> [Requirement] Reproduce each line from the records that holds "text".

> [Material shown]
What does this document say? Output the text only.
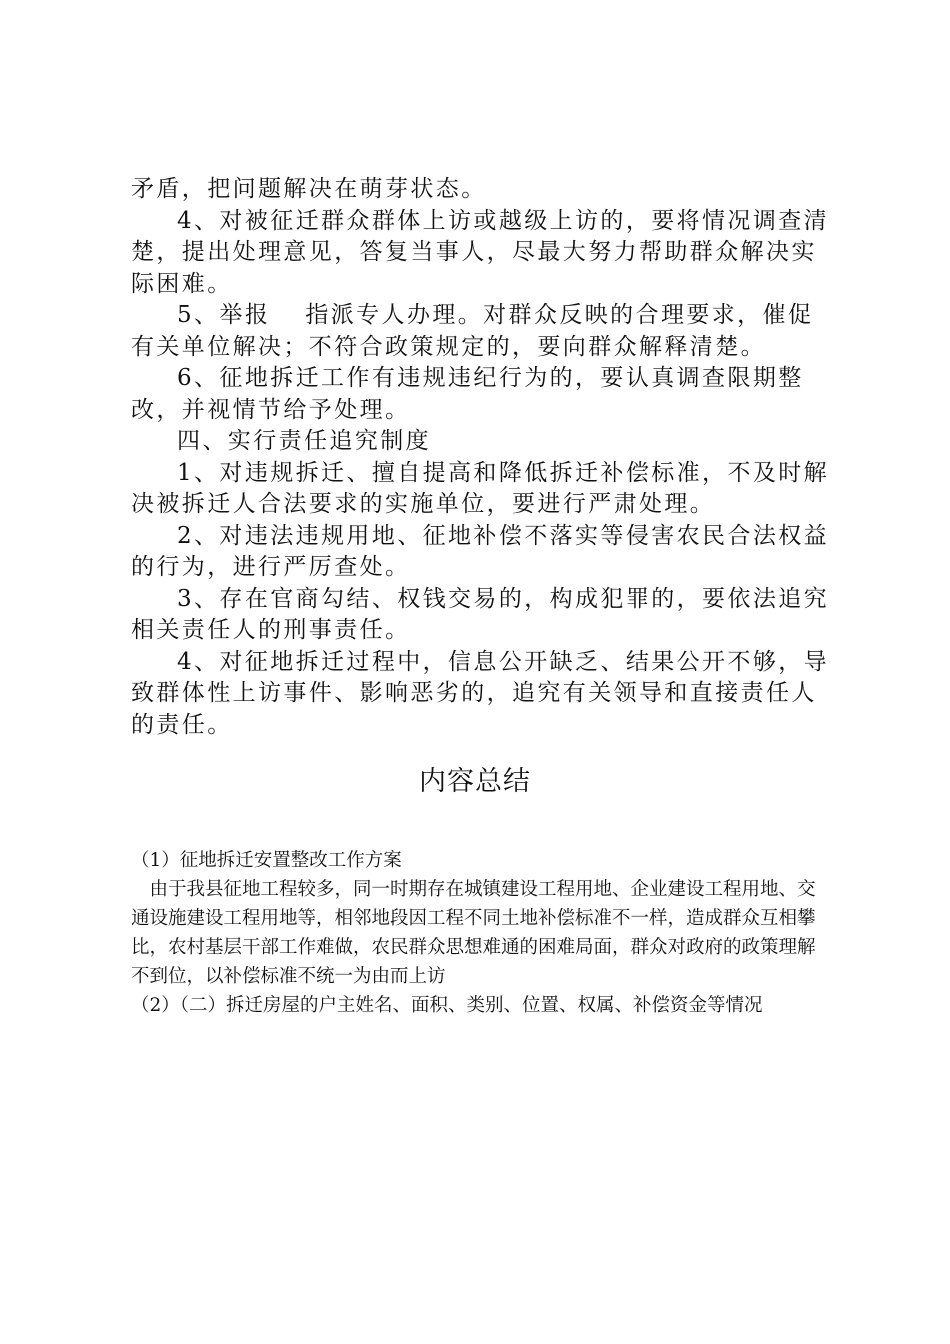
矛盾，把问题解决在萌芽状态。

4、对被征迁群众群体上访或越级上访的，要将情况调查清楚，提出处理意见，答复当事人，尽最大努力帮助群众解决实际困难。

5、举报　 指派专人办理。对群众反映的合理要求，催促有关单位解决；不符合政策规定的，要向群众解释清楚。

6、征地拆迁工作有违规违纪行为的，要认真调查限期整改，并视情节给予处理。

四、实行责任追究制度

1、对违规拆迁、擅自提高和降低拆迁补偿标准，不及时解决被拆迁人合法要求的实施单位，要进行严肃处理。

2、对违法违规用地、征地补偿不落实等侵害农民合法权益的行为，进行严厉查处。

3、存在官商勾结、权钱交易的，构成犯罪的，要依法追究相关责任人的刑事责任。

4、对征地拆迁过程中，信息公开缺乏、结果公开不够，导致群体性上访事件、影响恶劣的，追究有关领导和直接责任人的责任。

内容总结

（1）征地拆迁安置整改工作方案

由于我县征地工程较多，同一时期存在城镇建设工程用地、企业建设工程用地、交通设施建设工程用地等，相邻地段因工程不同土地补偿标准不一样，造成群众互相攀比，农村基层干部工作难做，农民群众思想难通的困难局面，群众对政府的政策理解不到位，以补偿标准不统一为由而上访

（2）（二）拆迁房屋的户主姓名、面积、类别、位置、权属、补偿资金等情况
==
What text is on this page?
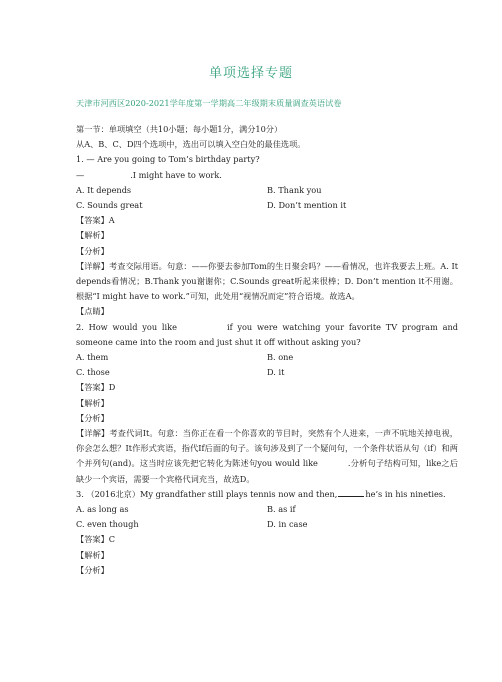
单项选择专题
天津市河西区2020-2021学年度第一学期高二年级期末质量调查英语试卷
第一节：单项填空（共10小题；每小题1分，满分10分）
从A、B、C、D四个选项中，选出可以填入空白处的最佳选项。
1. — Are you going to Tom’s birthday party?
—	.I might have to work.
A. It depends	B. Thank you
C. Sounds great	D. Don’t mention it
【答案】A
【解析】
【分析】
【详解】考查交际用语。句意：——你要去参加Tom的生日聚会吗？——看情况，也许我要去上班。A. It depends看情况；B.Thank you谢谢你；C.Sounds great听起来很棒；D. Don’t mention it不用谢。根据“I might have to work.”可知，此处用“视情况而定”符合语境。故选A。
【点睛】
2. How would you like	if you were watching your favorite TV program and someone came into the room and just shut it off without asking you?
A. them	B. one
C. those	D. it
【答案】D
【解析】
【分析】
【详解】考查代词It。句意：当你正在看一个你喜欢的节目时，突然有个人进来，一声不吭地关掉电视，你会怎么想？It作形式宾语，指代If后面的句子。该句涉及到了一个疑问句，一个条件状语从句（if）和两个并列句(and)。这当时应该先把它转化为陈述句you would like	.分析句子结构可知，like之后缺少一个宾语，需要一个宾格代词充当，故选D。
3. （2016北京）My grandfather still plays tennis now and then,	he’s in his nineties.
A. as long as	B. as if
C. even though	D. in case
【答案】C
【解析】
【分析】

> [Solution]
What does this document say? Output the text only.
What text is on this page?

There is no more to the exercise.